# Instruction
Give the entries again exactly, every one of them.

· · · ·

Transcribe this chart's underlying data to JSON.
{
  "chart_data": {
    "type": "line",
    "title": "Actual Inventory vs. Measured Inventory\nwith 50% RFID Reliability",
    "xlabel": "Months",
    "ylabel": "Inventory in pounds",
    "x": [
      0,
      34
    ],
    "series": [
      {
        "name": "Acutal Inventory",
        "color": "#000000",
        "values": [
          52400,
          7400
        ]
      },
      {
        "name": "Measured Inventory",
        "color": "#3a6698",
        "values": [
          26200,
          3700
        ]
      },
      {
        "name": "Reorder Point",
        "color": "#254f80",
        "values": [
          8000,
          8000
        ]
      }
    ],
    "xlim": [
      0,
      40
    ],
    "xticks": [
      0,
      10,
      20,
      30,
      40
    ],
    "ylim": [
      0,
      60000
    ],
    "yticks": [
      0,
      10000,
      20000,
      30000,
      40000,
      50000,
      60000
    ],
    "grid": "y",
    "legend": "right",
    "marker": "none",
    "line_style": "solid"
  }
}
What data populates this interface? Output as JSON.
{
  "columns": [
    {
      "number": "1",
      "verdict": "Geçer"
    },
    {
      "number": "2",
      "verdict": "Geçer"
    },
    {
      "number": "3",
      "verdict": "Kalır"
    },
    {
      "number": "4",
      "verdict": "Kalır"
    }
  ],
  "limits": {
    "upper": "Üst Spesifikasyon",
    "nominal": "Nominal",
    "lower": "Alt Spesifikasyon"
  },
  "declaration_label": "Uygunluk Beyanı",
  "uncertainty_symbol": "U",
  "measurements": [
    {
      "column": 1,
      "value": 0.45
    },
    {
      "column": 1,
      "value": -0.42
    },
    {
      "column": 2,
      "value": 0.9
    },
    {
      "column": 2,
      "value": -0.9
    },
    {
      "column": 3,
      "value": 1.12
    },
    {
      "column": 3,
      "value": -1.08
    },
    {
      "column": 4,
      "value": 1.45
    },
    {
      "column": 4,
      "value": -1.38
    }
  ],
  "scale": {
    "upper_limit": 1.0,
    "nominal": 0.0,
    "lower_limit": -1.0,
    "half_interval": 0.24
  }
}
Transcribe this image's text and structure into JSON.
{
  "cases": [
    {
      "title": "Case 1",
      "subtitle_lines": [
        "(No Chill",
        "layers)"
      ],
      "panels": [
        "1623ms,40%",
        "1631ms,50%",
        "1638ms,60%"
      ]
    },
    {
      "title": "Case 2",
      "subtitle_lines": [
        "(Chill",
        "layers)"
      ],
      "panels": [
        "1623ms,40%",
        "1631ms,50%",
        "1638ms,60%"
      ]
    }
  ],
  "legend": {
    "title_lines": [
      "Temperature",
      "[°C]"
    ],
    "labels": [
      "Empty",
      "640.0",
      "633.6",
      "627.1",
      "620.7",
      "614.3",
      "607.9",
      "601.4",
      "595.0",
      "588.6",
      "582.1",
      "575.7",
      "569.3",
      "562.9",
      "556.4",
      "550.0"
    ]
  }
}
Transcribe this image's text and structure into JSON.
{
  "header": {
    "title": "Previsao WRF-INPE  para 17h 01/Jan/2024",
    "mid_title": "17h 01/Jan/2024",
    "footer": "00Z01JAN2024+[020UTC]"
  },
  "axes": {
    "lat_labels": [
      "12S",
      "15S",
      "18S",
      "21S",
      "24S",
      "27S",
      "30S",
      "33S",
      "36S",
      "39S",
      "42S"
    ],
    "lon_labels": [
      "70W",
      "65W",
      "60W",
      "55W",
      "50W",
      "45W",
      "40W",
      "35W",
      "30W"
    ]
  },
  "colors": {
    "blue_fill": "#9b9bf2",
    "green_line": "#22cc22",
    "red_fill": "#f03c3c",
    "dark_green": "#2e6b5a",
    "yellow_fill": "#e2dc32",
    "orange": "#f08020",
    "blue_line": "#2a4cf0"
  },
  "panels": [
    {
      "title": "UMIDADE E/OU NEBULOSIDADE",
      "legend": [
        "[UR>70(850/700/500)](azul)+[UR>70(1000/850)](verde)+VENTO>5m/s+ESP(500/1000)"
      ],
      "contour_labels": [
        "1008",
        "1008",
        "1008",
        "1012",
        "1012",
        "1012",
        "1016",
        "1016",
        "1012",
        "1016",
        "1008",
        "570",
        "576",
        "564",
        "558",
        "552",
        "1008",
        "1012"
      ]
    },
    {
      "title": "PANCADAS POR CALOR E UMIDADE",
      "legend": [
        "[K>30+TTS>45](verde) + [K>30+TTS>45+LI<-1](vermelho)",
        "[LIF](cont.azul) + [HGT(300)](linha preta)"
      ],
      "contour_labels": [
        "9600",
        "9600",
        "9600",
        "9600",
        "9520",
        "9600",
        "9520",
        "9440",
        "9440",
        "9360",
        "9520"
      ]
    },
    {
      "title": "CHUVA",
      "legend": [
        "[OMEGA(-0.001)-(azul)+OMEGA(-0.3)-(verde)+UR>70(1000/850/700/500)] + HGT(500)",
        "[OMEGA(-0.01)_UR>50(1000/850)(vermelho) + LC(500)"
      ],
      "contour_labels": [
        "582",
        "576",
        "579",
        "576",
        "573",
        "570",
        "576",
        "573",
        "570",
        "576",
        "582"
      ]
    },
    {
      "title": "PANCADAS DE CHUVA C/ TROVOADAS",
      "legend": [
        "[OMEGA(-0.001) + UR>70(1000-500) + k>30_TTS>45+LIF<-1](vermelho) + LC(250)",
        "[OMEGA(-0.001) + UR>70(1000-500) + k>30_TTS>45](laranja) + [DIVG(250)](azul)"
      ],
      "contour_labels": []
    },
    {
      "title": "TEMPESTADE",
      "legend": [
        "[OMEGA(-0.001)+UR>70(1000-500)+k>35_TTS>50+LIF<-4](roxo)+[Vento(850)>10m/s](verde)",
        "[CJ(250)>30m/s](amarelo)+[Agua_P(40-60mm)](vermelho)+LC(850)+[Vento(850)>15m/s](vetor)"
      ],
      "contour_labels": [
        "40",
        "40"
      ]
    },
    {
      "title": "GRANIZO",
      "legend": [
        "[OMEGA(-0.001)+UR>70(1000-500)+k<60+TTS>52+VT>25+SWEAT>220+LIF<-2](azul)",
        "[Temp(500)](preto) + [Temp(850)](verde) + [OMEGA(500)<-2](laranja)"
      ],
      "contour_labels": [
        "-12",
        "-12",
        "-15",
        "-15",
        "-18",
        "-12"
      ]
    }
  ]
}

· · · ·

# Exercise output
Transcribe this chart's underlying data to JSON.
{
  "chart_data": {
    "type": "line",
    "title": "Actual Inventory vs. Measured Inventory\nwith 50% RFID Reliability",
    "xlabel": "Months",
    "ylabel": "Inventory in pounds",
    "x": [
      0,
      34
    ],
    "series": [
      {
        "name": "Acutal Inventory",
        "color": "#000000",
        "values": [
          52400,
          7400
        ]
      },
      {
        "name": "Measured Inventory",
        "color": "#3a6698",
        "values": [
          26200,
          3700
        ]
      },
      {
        "name": "Reorder Point",
        "color": "#254f80",
        "values": [
          8000,
          8000
        ]
      }
    ],
    "xlim": [
      0,
      40
    ],
    "xticks": [
      0,
      10,
      20,
      30,
      40
    ],
    "ylim": [
      0,
      60000
    ],
    "yticks": [
      0,
      10000,
      20000,
      30000,
      40000,
      50000,
      60000
    ],
    "grid": "y",
    "legend": "right",
    "marker": "none",
    "line_style": "solid"
  }
}
What data populates this interface? Output as JSON.
{
  "columns": [
    {
      "number": "1",
      "verdict": "Geçer"
    },
    {
      "number": "2",
      "verdict": "Geçer"
    },
    {
      "number": "3",
      "verdict": "Kalır"
    },
    {
      "number": "4",
      "verdict": "Kalır"
    }
  ],
  "limits": {
    "upper": "Üst Spesifikasyon",
    "nominal": "Nominal",
    "lower": "Alt Spesifikasyon"
  },
  "declaration_label": "Uygunluk Beyanı",
  "uncertainty_symbol": "U",
  "measurements": [
    {
      "column": 1,
      "value": 0.45
    },
    {
      "column": 1,
      "value": -0.42
    },
    {
      "column": 2,
      "value": 0.9
    },
    {
      "column": 2,
      "value": -0.9
    },
    {
      "column": 3,
      "value": 1.12
    },
    {
      "column": 3,
      "value": -1.08
    },
    {
      "column": 4,
      "value": 1.45
    },
    {
      "column": 4,
      "value": -1.38
    }
  ],
  "scale": {
    "upper_limit": 1.0,
    "nominal": 0.0,
    "lower_limit": -1.0,
    "half_interval": 0.24
  }
}
Transcribe this image's text and structure into JSON.
{
  "cases": [
    {
      "title": "Case 1",
      "subtitle_lines": [
        "(No Chill",
        "layers)"
      ],
      "panels": [
        "1623ms,40%",
        "1631ms,50%",
        "1638ms,60%"
      ]
    },
    {
      "title": "Case 2",
      "subtitle_lines": [
        "(Chill",
        "layers)"
      ],
      "panels": [
        "1623ms,40%",
        "1631ms,50%",
        "1638ms,60%"
      ]
    }
  ],
  "legend": {
    "title_lines": [
      "Temperature",
      "[°C]"
    ],
    "labels": [
      "Empty",
      "640.0",
      "633.6",
      "627.1",
      "620.7",
      "614.3",
      "607.9",
      "601.4",
      "595.0",
      "588.6",
      "582.1",
      "575.7",
      "569.3",
      "562.9",
      "556.4",
      "550.0"
    ]
  }
}
Transcribe this image's text and structure into JSON.
{
  "header": {
    "title": "Previsao WRF-INPE  para 17h 01/Jan/2024",
    "mid_title": "17h 01/Jan/2024",
    "footer": "00Z01JAN2024+[020UTC]"
  },
  "axes": {
    "lat_labels": [
      "12S",
      "15S",
      "18S",
      "21S",
      "24S",
      "27S",
      "30S",
      "33S",
      "36S",
      "39S",
      "42S"
    ],
    "lon_labels": [
      "70W",
      "65W",
      "60W",
      "55W",
      "50W",
      "45W",
      "40W",
      "35W",
      "30W"
    ]
  },
  "colors": {
    "blue_fill": "#9b9bf2",
    "green_line": "#22cc22",
    "red_fill": "#f03c3c",
    "dark_green": "#2e6b5a",
    "yellow_fill": "#e2dc32",
    "orange": "#f08020",
    "blue_line": "#2a4cf0"
  },
  "panels": [
    {
      "title": "UMIDADE E/OU NEBULOSIDADE",
      "legend": [
        "[UR>70(850/700/500)](azul)+[UR>70(1000/850)](verde)+VENTO>5m/s+ESP(500/1000)"
      ],
      "contour_labels": [
        "1008",
        "1008",
        "1008",
        "1012",
        "1012",
        "1012",
        "1016",
        "1016",
        "1012",
        "1016",
        "1008",
        "570",
        "576",
        "564",
        "558",
        "552",
        "1008",
        "1012"
      ]
    },
    {
      "title": "PANCADAS POR CALOR E UMIDADE",
      "legend": [
        "[K>30+TTS>45](verde) + [K>30+TTS>45+LI<-1](vermelho)",
        "[LIF](cont.azul) + [HGT(300)](linha preta)"
      ],
      "contour_labels": [
        "9600",
        "9600",
        "9600",
        "9600",
        "9520",
        "9600",
        "9520",
        "9440",
        "9440",
        "9360",
        "9520"
      ]
    },
    {
      "title": "CHUVA",
      "legend": [
        "[OMEGA(-0.001)-(azul)+OMEGA(-0.3)-(verde)+UR>70(1000/850/700/500)] + HGT(500)",
        "[OMEGA(-0.01)_UR>50(1000/850)(vermelho) + LC(500)"
      ],
      "contour_labels": [
        "582",
        "576",
        "579",
        "576",
        "573",
        "570",
        "576",
        "573",
        "570",
        "576",
        "582"
      ]
    },
    {
      "title": "PANCADAS DE CHUVA C/ TROVOADAS",
      "legend": [
        "[OMEGA(-0.001) + UR>70(1000-500) + k>30_TTS>45+LIF<-1](vermelho) + LC(250)",
        "[OMEGA(-0.001) + UR>70(1000-500) + k>30_TTS>45](laranja) + [DIVG(250)](azul)"
      ],
      "contour_labels": []
    },
    {
      "title": "TEMPESTADE",
      "legend": [
        "[OMEGA(-0.001)+UR>70(1000-500)+k>35_TTS>50+LIF<-4](roxo)+[Vento(850)>10m/s](verde)",
        "[CJ(250)>30m/s](amarelo)+[Agua_P(40-60mm)](vermelho)+LC(850)+[Vento(850)>15m/s](vetor)"
      ],
      "contour_labels": [
        "40",
        "40"
      ]
    },
    {
      "title": "GRANIZO",
      "legend": [
        "[OMEGA(-0.001)+UR>70(1000-500)+k<60+TTS>52+VT>25+SWEAT>220+LIF<-2](azul)",
        "[Temp(500)](preto) + [Temp(850)](verde) + [OMEGA(500)<-2](laranja)"
      ],
      "contour_labels": [
        "-12",
        "-12",
        "-15",
        "-15",
        "-18",
        "-12"
      ]
    }
  ]
}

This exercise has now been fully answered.